Data items:
○ ○ ○ ○ ○ ○ ○
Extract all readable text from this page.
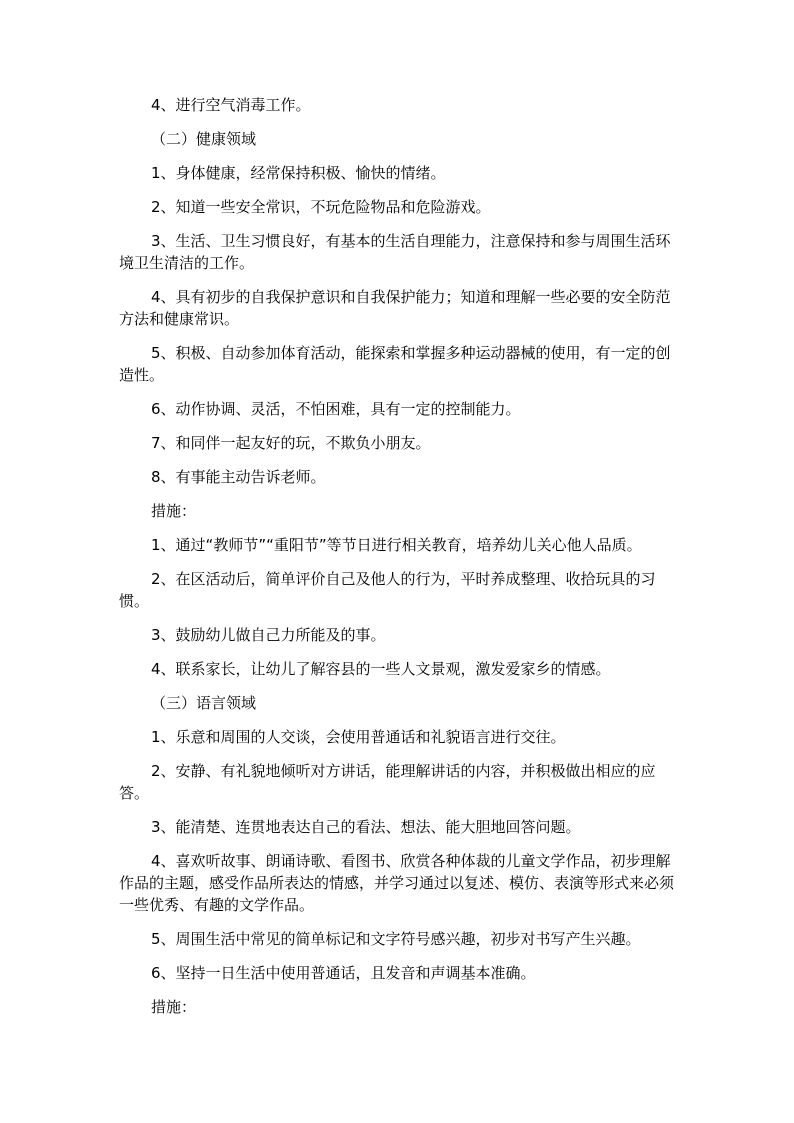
4、进行空气消毒工作。

（二）健康领域

1、身体健康，经常保持积极、愉快的情绪。

2、知道一些安全常识，不玩危险物品和危险游戏。

3、生活、卫生习惯良好，有基本的生活自理能力，注意保持和参与周围生活环境卫生清洁的工作。

4、具有初步的自我保护意识和自我保护能力；知道和理解一些必要的安全防范方法和健康常识。

5、积极、自动参加体育活动，能探索和掌握多种运动器械的使用，有一定的创造性。

6、动作协调、灵活，不怕困难，具有一定的控制能力。

7、和同伴一起友好的玩，不欺负小朋友。

8、有事能主动告诉老师。

措施：

1、通过“教师节”“重阳节”等节日进行相关教育，培养幼儿关心他人品质。

2、在区活动后，简单评价自己及他人的行为，平时养成整理、收拾玩具的习惯。

3、鼓励幼儿做自己力所能及的事。

4、联系家长，让幼儿了解容县的一些人文景观，激发爱家乡的情感。

（三）语言领域

1、乐意和周围的人交谈，会使用普通话和礼貌语言进行交往。

2、安静、有礼貌地倾听对方讲话，能理解讲话的内容，并积极做出相应的应答。

3、能清楚、连贯地表达自己的看法、想法、能大胆地回答问题。

4、喜欢听故事、朗诵诗歌、看图书、欣赏各种体裁的儿童文学作品，初步理解作品的主题，感受作品所表达的情感，并学习通过以复述、模仿、表演等形式来必须一些优秀、有趣的文学作品。

5、周围生活中常见的简单标记和文字符号感兴趣，初步对书写产生兴趣。

6、坚持一日生活中使用普通话，且发音和声调基本准确。

措施：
○ ○ ○ ○ ○ ○ ○
■ **What is being asked**
Copy the material exactly. Do not include the pictures.

■ **Written response**
Extract all readable text from this page.
4、进行空气消毒工作。

（二）健康领域

1、身体健康，经常保持积极、愉快的情绪。

2、知道一些安全常识，不玩危险物品和危险游戏。

3、生活、卫生习惯良好，有基本的生活自理能力，注意保持和参与周围生活环境卫生清洁的工作。

4、具有初步的自我保护意识和自我保护能力；知道和理解一些必要的安全防范方法和健康常识。

5、积极、自动参加体育活动，能探索和掌握多种运动器械的使用，有一定的创造性。

6、动作协调、灵活，不怕困难，具有一定的控制能力。

7、和同伴一起友好的玩，不欺负小朋友。

8、有事能主动告诉老师。

措施：

1、通过“教师节”“重阳节”等节日进行相关教育，培养幼儿关心他人品质。

2、在区活动后，简单评价自己及他人的行为，平时养成整理、收拾玩具的习惯。

3、鼓励幼儿做自己力所能及的事。

4、联系家长，让幼儿了解容县的一些人文景观，激发爱家乡的情感。

（三）语言领域

1、乐意和周围的人交谈，会使用普通话和礼貌语言进行交往。

2、安静、有礼貌地倾听对方讲话，能理解讲话的内容，并积极做出相应的应答。

3、能清楚、连贯地表达自己的看法、想法、能大胆地回答问题。

4、喜欢听故事、朗诵诗歌、看图书、欣赏各种体裁的儿童文学作品，初步理解作品的主题，感受作品所表达的情感，并学习通过以复述、模仿、表演等形式来必须一些优秀、有趣的文学作品。

5、周围生活中常见的简单标记和文字符号感兴趣，初步对书写产生兴趣。

6、坚持一日生活中使用普通话，且发音和声调基本准确。

措施：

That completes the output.